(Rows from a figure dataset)
++++++++++++++++++++

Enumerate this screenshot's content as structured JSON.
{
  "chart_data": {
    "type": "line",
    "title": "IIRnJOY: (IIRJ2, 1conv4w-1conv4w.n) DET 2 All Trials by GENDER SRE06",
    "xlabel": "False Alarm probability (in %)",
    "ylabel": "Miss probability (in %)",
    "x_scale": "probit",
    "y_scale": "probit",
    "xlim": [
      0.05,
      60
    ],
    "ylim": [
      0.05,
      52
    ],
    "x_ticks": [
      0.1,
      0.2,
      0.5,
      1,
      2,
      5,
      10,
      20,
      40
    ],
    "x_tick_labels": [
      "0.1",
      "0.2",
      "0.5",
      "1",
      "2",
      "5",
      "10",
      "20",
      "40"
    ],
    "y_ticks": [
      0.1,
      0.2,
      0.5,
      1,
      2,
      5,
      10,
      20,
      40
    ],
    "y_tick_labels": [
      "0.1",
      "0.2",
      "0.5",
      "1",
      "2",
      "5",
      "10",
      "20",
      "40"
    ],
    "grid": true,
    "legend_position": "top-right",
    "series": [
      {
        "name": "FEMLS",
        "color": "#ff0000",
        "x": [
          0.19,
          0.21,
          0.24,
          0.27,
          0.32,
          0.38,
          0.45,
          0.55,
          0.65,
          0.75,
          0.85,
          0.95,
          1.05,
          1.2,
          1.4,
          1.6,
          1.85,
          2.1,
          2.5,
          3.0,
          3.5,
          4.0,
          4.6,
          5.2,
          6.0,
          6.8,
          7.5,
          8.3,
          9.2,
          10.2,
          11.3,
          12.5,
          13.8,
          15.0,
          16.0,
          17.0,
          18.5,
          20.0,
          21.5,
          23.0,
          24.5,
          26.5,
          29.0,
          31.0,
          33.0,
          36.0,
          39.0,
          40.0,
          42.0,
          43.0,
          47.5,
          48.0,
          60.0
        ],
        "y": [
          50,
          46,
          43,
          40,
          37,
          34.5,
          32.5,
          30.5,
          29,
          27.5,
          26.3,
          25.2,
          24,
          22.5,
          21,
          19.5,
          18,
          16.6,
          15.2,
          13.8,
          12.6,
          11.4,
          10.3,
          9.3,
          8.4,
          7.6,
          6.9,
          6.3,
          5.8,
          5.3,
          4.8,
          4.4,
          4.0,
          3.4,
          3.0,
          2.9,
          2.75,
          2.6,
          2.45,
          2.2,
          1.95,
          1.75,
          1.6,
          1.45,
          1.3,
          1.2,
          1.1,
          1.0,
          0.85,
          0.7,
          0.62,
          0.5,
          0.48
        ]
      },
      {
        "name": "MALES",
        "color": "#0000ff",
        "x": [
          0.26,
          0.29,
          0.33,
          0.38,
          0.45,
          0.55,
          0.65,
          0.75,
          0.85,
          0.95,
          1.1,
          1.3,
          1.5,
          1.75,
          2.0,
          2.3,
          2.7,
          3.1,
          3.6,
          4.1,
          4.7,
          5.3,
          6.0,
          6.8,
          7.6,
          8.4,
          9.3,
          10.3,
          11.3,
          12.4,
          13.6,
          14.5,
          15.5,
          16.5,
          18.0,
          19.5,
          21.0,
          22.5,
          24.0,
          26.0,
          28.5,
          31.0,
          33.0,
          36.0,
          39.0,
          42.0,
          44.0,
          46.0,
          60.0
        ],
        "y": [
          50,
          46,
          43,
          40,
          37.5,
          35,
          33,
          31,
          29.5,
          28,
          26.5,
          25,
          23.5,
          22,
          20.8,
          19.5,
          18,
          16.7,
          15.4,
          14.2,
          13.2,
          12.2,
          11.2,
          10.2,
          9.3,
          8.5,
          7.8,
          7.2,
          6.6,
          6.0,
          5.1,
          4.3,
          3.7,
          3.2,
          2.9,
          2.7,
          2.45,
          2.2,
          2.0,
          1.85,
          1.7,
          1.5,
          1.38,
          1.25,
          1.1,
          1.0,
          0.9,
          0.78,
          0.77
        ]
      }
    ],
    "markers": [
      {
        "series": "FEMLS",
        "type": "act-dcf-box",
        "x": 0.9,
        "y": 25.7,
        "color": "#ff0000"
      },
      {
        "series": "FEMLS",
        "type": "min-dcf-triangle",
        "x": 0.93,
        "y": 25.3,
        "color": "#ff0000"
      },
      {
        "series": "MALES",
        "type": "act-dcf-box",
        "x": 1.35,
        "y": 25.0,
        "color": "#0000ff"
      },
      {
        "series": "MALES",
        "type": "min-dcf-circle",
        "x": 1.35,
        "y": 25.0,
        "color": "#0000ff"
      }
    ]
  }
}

++++++++++++++++++++

**Set task**. Repeat the material word for word, in full.

**Correct answer**.
Enumerate this screenshot's content as structured JSON.
{
  "chart_data": {
    "type": "line",
    "title": "IIRnJOY: (IIRJ2, 1conv4w-1conv4w.n) DET 2 All Trials by GENDER SRE06",
    "xlabel": "False Alarm probability (in %)",
    "ylabel": "Miss probability (in %)",
    "x_scale": "probit",
    "y_scale": "probit",
    "xlim": [
      0.05,
      60
    ],
    "ylim": [
      0.05,
      52
    ],
    "x_ticks": [
      0.1,
      0.2,
      0.5,
      1,
      2,
      5,
      10,
      20,
      40
    ],
    "x_tick_labels": [
      "0.1",
      "0.2",
      "0.5",
      "1",
      "2",
      "5",
      "10",
      "20",
      "40"
    ],
    "y_ticks": [
      0.1,
      0.2,
      0.5,
      1,
      2,
      5,
      10,
      20,
      40
    ],
    "y_tick_labels": [
      "0.1",
      "0.2",
      "0.5",
      "1",
      "2",
      "5",
      "10",
      "20",
      "40"
    ],
    "grid": true,
    "legend_position": "top-right",
    "series": [
      {
        "name": "FEMLS",
        "color": "#ff0000",
        "x": [
          0.19,
          0.21,
          0.24,
          0.27,
          0.32,
          0.38,
          0.45,
          0.55,
          0.65,
          0.75,
          0.85,
          0.95,
          1.05,
          1.2,
          1.4,
          1.6,
          1.85,
          2.1,
          2.5,
          3.0,
          3.5,
          4.0,
          4.6,
          5.2,
          6.0,
          6.8,
          7.5,
          8.3,
          9.2,
          10.2,
          11.3,
          12.5,
          13.8,
          15.0,
          16.0,
          17.0,
          18.5,
          20.0,
          21.5,
          23.0,
          24.5,
          26.5,
          29.0,
          31.0,
          33.0,
          36.0,
          39.0,
          40.0,
          42.0,
          43.0,
          47.5,
          48.0,
          60.0
        ],
        "y": [
          50,
          46,
          43,
          40,
          37,
          34.5,
          32.5,
          30.5,
          29,
          27.5,
          26.3,
          25.2,
          24,
          22.5,
          21,
          19.5,
          18,
          16.6,
          15.2,
          13.8,
          12.6,
          11.4,
          10.3,
          9.3,
          8.4,
          7.6,
          6.9,
          6.3,
          5.8,
          5.3,
          4.8,
          4.4,
          4.0,
          3.4,
          3.0,
          2.9,
          2.75,
          2.6,
          2.45,
          2.2,
          1.95,
          1.75,
          1.6,
          1.45,
          1.3,
          1.2,
          1.1,
          1.0,
          0.85,
          0.7,
          0.62,
          0.5,
          0.48
        ]
      },
      {
        "name": "MALES",
        "color": "#0000ff",
        "x": [
          0.26,
          0.29,
          0.33,
          0.38,
          0.45,
          0.55,
          0.65,
          0.75,
          0.85,
          0.95,
          1.1,
          1.3,
          1.5,
          1.75,
          2.0,
          2.3,
          2.7,
          3.1,
          3.6,
          4.1,
          4.7,
          5.3,
          6.0,
          6.8,
          7.6,
          8.4,
          9.3,
          10.3,
          11.3,
          12.4,
          13.6,
          14.5,
          15.5,
          16.5,
          18.0,
          19.5,
          21.0,
          22.5,
          24.0,
          26.0,
          28.5,
          31.0,
          33.0,
          36.0,
          39.0,
          42.0,
          44.0,
          46.0,
          60.0
        ],
        "y": [
          50,
          46,
          43,
          40,
          37.5,
          35,
          33,
          31,
          29.5,
          28,
          26.5,
          25,
          23.5,
          22,
          20.8,
          19.5,
          18,
          16.7,
          15.4,
          14.2,
          13.2,
          12.2,
          11.2,
          10.2,
          9.3,
          8.5,
          7.8,
          7.2,
          6.6,
          6.0,
          5.1,
          4.3,
          3.7,
          3.2,
          2.9,
          2.7,
          2.45,
          2.2,
          2.0,
          1.85,
          1.7,
          1.5,
          1.38,
          1.25,
          1.1,
          1.0,
          0.9,
          0.78,
          0.77
        ]
      }
    ],
    "markers": [
      {
        "series": "FEMLS",
        "type": "act-dcf-box",
        "x": 0.9,
        "y": 25.7,
        "color": "#ff0000"
      },
      {
        "series": "FEMLS",
        "type": "min-dcf-triangle",
        "x": 0.93,
        "y": 25.3,
        "color": "#ff0000"
      },
      {
        "series": "MALES",
        "type": "act-dcf-box",
        "x": 1.35,
        "y": 25.0,
        "color": "#0000ff"
      },
      {
        "series": "MALES",
        "type": "min-dcf-circle",
        "x": 1.35,
        "y": 25.0,
        "color": "#0000ff"
      }
    ]
  }
}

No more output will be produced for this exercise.